Quoted text:
Below is the message given in the Wheatland Parish Sunday, June 17.  The scriptures are Leviticus 19 and Luke 11:37-52.

            When we had our Bible readings this morning, I asked you to trust me that there was a reason we were reading that stuff from Leviticus.  Well, here’s the reason.  If you were listening when we read that part, what you heard was a bunch of rules.  You heard rules about how to sacrifice to God properly.  You heard rules about how we’re supposed to gather the harvest.  You heard rules about when we can or cannot eat certain fruit.  You heard rules about how meat has to be prepared.  You heard rules about how to cut our hair.  Our reading from Leviticus was simply a bunch of rules.

            Most people don’t like rules.  We don’t like to be told what to do and what not to do.  Most of the time, if someone tries to do that, we push back from it.  We may not even realize what we’re doing or why, but we do.

            It starts from the time we’re kids.  What’s one of the first words a little kid learns?  “No!”  Do you want to do this?  “No!”  Why don’t you try a little of that?  “No!”  You need to do your chores.  “No!”

            We just don’t like being told what we can and cannot do.  It goes back to the story of Adam and Eve.  Here they were, in paradise.  They had everything they could ever want or need.  God only gave them one rule.  God said, see that tree over there?  You cannot eat the fruit from that one tree.  You can eat all the other fruit from all the other trees.  You can have as much fruit as you want.  You can eat so much fruit that you make yourself sick.  Just don’t eat the fruit from that one tree.  That’s the only rule.

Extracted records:
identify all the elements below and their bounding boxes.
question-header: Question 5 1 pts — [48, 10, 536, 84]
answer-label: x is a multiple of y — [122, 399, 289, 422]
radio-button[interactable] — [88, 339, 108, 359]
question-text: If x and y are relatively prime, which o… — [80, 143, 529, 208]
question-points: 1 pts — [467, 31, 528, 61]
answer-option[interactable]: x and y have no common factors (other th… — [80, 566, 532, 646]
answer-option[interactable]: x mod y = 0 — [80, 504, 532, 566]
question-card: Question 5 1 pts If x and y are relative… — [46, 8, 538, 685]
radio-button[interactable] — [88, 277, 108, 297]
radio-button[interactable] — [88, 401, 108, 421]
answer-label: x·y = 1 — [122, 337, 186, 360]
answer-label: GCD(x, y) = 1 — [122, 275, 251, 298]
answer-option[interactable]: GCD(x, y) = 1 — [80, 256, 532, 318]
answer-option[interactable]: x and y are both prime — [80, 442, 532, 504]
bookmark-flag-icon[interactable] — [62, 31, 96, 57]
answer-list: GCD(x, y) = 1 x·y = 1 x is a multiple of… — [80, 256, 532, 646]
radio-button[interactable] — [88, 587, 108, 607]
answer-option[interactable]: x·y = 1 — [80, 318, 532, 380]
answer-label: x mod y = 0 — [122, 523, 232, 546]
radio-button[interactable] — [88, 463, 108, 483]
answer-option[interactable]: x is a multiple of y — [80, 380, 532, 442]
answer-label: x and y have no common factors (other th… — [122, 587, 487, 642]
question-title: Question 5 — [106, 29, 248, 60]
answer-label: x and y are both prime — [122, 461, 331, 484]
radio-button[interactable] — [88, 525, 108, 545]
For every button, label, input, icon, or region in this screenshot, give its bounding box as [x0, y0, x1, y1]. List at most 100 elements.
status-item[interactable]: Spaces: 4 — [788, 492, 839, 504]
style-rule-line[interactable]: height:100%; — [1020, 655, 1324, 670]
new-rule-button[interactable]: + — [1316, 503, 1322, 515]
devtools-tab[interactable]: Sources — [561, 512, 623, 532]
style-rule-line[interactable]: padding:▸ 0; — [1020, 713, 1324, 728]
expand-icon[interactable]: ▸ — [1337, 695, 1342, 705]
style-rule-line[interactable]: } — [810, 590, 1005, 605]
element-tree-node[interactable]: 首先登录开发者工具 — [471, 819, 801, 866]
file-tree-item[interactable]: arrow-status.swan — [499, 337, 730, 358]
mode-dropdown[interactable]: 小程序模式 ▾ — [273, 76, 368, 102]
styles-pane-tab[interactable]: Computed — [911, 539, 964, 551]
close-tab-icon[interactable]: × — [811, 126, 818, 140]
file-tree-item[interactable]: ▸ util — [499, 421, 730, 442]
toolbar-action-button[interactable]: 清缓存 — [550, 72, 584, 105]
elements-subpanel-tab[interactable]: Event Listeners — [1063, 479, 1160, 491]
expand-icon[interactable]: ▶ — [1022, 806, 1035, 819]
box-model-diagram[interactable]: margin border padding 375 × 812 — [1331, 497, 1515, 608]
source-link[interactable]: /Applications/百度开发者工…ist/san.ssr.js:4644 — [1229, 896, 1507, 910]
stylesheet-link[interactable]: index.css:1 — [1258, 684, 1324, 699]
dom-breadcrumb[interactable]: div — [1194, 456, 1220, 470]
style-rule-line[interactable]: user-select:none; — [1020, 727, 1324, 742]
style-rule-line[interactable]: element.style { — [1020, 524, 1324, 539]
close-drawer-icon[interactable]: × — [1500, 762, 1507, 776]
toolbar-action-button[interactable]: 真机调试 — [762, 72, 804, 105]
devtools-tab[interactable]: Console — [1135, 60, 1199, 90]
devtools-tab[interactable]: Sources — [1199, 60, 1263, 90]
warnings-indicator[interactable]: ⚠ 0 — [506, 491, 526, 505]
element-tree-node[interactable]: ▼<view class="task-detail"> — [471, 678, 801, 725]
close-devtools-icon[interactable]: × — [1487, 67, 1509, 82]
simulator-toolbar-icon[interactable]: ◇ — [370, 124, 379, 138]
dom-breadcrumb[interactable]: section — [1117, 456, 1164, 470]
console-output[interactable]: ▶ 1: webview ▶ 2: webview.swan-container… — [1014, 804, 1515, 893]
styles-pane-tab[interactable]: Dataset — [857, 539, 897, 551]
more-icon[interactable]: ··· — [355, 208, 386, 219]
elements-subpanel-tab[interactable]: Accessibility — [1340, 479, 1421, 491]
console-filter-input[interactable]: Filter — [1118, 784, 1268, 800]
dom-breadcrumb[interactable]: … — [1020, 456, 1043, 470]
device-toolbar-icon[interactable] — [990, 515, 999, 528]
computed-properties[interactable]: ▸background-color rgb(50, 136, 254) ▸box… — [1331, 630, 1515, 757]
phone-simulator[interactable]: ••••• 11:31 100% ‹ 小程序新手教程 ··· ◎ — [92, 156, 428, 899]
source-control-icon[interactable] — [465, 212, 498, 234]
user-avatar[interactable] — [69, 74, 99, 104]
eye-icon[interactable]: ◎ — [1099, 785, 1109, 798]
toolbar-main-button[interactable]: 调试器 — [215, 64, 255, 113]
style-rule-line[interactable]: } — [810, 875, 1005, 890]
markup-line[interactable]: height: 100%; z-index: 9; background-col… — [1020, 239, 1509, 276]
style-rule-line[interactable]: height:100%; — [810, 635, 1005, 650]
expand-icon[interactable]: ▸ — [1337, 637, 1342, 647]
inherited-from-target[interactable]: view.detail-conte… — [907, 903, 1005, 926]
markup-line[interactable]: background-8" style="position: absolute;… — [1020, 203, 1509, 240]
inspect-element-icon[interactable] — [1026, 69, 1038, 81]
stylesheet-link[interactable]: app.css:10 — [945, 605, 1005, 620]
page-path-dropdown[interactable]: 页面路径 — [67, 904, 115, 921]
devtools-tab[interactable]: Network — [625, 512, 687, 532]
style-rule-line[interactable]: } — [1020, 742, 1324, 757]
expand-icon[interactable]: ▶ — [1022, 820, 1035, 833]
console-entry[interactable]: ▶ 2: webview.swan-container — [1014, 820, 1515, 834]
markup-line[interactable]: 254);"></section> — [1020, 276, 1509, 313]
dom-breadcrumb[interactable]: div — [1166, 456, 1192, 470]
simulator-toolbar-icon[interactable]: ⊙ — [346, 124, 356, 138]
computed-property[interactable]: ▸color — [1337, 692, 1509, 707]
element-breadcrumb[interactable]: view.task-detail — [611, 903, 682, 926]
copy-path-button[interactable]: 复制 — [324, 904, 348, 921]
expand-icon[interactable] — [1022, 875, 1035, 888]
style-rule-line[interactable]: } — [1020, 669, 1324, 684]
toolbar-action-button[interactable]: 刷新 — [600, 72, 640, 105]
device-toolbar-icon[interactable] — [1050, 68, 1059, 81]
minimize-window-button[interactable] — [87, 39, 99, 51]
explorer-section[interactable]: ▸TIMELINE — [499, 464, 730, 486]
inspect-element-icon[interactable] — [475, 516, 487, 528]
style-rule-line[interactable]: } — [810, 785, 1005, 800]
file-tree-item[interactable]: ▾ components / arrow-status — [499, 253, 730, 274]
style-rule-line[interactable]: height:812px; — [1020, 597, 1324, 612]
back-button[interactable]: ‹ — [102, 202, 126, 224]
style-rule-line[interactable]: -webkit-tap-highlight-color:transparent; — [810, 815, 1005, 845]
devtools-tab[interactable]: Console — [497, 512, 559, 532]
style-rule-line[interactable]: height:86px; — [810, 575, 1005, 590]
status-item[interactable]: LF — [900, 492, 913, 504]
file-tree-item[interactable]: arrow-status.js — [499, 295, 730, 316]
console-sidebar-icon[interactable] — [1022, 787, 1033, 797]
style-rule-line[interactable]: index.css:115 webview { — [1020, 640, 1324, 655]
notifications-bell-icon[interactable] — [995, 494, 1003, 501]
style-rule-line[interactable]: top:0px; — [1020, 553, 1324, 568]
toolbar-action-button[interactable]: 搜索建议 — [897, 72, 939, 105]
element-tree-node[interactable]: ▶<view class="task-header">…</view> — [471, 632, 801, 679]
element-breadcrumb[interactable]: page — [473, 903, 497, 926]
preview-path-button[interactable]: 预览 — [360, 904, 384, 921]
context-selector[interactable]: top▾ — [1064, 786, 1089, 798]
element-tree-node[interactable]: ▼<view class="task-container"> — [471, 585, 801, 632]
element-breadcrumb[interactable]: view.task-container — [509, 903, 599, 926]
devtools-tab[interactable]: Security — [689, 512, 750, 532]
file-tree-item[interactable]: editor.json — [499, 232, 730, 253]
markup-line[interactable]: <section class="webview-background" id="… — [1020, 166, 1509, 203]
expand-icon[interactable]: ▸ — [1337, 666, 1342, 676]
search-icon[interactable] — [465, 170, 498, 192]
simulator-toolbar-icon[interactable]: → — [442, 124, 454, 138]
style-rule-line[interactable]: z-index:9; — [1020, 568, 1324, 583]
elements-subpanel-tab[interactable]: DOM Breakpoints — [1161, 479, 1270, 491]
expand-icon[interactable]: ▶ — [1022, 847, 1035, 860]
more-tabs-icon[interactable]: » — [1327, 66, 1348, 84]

Stated problem: Please continue the sermon on rules from where it stops, carrying on after the material.

Reply:
            So what did Adam and Eve do?  They ate the fruit from that one tree.  Yeah, the serpent was involved and all that, but still, I wonder sometimes.  If God had never told Adam and Eve they could not have the fruit from that one tree, would they even have wanted it?  Would it even have occurred to them to go take the fruit from that one tree?  But as soon as God gave them a rule, then all of a sudden they had to push back against it.  There’s just something in us that does not like being told what we can or cannot do.

            Now, maybe some of you are wondering what this has to do with our sermon series, Stone Tablets in a Wireless World.  Well, it has everything to do with it, because as we look at how society has changed, this is one of the biggest ways.  We used to live in a society with lots of rules.  Now, we don’t any more.  Instead, we live in a society that has all kinds of choices and options. 

Think about TV.  When I was a kid, we got three channels.  On a good day, when the weather was just right, we might get four.  They were in black and white, and they only broadcast at certain times.  Now, we get a hundred fifty channels broadcasting twenty-four hours a day in high definition.  If we’re not going to be home when our show’s on, or if it’s just not convenient to watch it then, we use the DVR.  Or we find it on the internet.  Or we go to Netflix.  Or we watch it on our phone.  Nobody can tell us what we have to watch, or when, or where.  We make those decisions for ourselves.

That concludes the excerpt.